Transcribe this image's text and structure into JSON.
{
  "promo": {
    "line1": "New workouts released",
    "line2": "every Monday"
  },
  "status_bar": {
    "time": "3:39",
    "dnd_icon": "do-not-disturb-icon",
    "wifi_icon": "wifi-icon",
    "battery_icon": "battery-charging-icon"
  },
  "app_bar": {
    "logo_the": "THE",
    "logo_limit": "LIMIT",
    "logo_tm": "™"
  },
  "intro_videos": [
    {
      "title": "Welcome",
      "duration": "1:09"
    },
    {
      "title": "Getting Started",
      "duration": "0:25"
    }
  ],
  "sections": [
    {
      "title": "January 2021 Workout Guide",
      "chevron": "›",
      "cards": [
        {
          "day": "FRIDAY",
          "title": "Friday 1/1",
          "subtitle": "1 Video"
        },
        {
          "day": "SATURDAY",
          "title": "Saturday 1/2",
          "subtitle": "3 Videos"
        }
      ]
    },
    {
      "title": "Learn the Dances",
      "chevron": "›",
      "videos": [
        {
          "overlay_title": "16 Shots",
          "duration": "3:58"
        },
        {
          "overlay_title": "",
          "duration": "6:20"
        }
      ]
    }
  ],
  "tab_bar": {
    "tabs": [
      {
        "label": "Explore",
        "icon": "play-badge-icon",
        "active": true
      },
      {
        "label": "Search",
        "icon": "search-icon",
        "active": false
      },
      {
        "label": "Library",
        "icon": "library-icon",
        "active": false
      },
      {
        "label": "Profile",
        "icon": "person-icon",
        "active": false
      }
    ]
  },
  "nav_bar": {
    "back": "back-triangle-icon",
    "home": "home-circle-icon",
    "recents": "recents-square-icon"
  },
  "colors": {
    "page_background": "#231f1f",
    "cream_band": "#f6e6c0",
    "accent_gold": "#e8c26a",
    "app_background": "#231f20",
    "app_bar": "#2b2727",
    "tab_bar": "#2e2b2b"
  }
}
——————————
» WHAT TO WORK ON:
Return all the data exactly as given.

» EXERCISE RESPONSE:
Transcribe this image's text and structure into JSON.
{
  "promo": {
    "line1": "New workouts released",
    "line2": "every Monday"
  },
  "status_bar": {
    "time": "3:39",
    "dnd_icon": "do-not-disturb-icon",
    "wifi_icon": "wifi-icon",
    "battery_icon": "battery-charging-icon"
  },
  "app_bar": {
    "logo_the": "THE",
    "logo_limit": "LIMIT",
    "logo_tm": "™"
  },
  "intro_videos": [
    {
      "title": "Welcome",
      "duration": "1:09"
    },
    {
      "title": "Getting Started",
      "duration": "0:25"
    }
  ],
  "sections": [
    {
      "title": "January 2021 Workout Guide",
      "chevron": "›",
      "cards": [
        {
          "day": "FRIDAY",
          "title": "Friday 1/1",
          "subtitle": "1 Video"
        },
        {
          "day": "SATURDAY",
          "title": "Saturday 1/2",
          "subtitle": "3 Videos"
        }
      ]
    },
    {
      "title": "Learn the Dances",
      "chevron": "›",
      "videos": [
        {
          "overlay_title": "16 Shots",
          "duration": "3:58"
        },
        {
          "overlay_title": "",
          "duration": "6:20"
        }
      ]
    }
  ],
  "tab_bar": {
    "tabs": [
      {
        "label": "Explore",
        "icon": "play-badge-icon",
        "active": true
      },
      {
        "label": "Search",
        "icon": "search-icon",
        "active": false
      },
      {
        "label": "Library",
        "icon": "library-icon",
        "active": false
      },
      {
        "label": "Profile",
        "icon": "person-icon",
        "active": false
      }
    ]
  },
  "nav_bar": {
    "back": "back-triangle-icon",
    "home": "home-circle-icon",
    "recents": "recents-square-icon"
  },
  "colors": {
    "page_background": "#231f1f",
    "cream_band": "#f6e6c0",
    "accent_gold": "#e8c26a",
    "app_background": "#231f20",
    "app_bar": "#2b2727",
    "tab_bar": "#2e2b2b"
  }
}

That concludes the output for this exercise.